» **What is needed**: Pick every line from the data that holds the word "type".

» **Provided records**:
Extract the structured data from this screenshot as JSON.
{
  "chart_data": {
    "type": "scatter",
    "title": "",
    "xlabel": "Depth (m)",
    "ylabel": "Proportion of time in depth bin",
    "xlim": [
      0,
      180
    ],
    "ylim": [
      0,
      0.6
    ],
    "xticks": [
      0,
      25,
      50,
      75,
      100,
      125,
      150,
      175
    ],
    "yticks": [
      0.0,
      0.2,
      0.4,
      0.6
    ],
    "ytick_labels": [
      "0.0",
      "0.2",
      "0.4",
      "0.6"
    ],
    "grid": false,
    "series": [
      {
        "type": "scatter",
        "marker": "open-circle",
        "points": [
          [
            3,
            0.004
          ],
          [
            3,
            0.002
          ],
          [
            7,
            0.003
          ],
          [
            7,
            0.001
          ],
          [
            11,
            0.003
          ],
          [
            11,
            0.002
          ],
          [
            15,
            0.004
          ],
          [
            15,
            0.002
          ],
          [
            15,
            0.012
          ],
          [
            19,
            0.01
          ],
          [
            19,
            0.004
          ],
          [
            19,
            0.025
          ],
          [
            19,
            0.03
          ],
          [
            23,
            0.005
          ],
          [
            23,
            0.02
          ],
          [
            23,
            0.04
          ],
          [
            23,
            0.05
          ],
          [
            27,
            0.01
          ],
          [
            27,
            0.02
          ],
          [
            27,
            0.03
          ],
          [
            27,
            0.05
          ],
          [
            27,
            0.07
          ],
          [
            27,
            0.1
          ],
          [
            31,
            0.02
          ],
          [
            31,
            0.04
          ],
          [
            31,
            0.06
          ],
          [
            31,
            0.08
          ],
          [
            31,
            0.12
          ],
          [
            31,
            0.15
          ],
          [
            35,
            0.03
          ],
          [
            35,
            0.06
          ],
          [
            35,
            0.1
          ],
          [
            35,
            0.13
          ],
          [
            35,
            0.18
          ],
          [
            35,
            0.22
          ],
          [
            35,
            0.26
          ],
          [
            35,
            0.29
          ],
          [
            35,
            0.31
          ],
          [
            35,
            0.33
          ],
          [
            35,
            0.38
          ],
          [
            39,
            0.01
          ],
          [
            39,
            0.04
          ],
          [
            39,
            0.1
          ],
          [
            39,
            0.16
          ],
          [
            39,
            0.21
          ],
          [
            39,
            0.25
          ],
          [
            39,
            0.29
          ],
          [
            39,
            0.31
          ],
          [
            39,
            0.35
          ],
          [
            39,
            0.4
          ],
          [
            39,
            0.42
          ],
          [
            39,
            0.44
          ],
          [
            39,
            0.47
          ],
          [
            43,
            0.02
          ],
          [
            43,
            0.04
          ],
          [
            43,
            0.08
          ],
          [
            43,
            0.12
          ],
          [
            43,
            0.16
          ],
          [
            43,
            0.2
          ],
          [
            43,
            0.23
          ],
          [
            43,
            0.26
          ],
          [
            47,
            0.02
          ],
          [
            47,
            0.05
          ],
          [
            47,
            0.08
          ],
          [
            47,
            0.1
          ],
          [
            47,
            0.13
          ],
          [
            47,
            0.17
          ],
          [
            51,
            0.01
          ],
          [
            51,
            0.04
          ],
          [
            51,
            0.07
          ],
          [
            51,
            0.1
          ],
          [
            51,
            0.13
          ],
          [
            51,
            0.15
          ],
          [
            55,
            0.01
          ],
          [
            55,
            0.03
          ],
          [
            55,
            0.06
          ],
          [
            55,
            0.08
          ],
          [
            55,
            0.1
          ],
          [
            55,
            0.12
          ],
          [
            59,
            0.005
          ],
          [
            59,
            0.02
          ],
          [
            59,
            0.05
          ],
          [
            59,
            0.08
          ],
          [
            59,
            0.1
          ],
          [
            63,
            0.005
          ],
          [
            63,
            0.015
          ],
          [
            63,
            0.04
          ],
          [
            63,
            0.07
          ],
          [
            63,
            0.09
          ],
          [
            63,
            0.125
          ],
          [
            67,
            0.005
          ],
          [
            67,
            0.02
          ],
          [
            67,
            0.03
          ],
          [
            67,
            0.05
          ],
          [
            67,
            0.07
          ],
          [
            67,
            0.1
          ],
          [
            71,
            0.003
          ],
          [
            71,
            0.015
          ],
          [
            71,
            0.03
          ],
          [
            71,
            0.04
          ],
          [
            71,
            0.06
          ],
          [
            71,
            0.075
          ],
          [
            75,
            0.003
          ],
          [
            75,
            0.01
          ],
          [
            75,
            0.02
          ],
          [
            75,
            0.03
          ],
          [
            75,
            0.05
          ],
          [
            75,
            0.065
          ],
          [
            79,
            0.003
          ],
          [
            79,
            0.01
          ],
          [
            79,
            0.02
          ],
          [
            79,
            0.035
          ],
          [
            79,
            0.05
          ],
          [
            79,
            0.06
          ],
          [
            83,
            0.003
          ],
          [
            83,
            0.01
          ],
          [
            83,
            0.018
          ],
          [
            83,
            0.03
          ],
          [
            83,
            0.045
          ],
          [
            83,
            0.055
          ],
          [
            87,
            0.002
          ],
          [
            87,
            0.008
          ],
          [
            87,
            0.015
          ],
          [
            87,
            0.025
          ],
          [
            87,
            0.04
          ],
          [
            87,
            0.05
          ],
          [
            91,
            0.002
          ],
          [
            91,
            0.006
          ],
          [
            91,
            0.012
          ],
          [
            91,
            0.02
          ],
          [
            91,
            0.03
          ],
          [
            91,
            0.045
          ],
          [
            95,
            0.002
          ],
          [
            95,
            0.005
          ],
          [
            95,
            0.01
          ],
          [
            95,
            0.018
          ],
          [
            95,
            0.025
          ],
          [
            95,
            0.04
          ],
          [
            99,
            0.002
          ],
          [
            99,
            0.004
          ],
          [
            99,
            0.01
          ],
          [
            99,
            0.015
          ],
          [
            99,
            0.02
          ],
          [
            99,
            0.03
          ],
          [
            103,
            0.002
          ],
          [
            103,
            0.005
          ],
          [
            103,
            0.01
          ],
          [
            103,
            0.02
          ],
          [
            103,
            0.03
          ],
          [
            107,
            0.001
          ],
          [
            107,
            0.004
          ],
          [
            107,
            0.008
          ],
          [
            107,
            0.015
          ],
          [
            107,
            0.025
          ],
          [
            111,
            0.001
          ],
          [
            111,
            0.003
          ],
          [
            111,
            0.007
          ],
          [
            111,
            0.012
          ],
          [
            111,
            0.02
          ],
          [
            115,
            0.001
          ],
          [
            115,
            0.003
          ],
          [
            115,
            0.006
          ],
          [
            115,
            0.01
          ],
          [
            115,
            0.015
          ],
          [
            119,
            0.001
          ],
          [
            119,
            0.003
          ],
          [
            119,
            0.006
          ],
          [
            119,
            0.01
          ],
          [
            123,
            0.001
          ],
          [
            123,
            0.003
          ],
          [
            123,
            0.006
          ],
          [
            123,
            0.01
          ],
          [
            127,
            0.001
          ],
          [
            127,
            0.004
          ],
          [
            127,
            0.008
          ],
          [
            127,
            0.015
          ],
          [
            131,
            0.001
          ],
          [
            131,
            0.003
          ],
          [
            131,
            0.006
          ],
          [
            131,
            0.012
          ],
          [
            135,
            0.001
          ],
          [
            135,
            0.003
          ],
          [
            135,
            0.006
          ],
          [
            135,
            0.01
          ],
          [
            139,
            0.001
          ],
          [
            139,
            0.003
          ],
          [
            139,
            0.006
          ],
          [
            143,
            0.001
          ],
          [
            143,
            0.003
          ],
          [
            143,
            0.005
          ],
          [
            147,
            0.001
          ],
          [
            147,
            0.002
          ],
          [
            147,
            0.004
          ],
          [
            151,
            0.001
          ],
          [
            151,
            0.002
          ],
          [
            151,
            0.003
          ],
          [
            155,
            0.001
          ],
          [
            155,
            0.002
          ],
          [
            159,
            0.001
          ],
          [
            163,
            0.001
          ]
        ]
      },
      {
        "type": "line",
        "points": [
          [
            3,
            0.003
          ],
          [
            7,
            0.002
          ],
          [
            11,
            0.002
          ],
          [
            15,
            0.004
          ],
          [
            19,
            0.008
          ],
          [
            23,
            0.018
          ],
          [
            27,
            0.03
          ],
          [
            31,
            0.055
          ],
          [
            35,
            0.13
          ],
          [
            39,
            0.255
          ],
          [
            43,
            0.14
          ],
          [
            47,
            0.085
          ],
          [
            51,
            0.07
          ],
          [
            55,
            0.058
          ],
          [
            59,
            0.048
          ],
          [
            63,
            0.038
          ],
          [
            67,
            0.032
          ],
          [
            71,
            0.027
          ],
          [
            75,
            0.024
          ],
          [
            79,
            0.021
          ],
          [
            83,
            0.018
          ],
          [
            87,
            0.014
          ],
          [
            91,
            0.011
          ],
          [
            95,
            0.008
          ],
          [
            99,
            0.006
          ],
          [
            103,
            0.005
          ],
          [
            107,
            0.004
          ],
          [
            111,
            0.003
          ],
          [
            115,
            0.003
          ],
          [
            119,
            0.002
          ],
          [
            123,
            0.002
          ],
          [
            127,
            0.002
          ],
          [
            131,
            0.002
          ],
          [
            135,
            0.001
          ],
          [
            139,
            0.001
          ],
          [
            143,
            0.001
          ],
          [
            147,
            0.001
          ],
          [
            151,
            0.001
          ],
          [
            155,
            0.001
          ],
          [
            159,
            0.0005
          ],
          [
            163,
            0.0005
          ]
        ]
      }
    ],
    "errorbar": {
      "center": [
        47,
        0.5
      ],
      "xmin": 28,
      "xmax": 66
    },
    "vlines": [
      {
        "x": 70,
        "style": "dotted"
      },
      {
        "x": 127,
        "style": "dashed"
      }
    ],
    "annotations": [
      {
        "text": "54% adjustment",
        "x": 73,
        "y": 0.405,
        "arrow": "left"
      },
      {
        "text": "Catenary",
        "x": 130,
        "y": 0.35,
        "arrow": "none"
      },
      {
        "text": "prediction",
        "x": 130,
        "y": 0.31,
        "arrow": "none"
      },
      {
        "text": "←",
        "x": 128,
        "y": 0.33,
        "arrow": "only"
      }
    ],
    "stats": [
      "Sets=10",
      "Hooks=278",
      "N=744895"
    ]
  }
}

» **Problem solution**:
    "type": "scatter",
        "type": "scatter",
        "type": "line",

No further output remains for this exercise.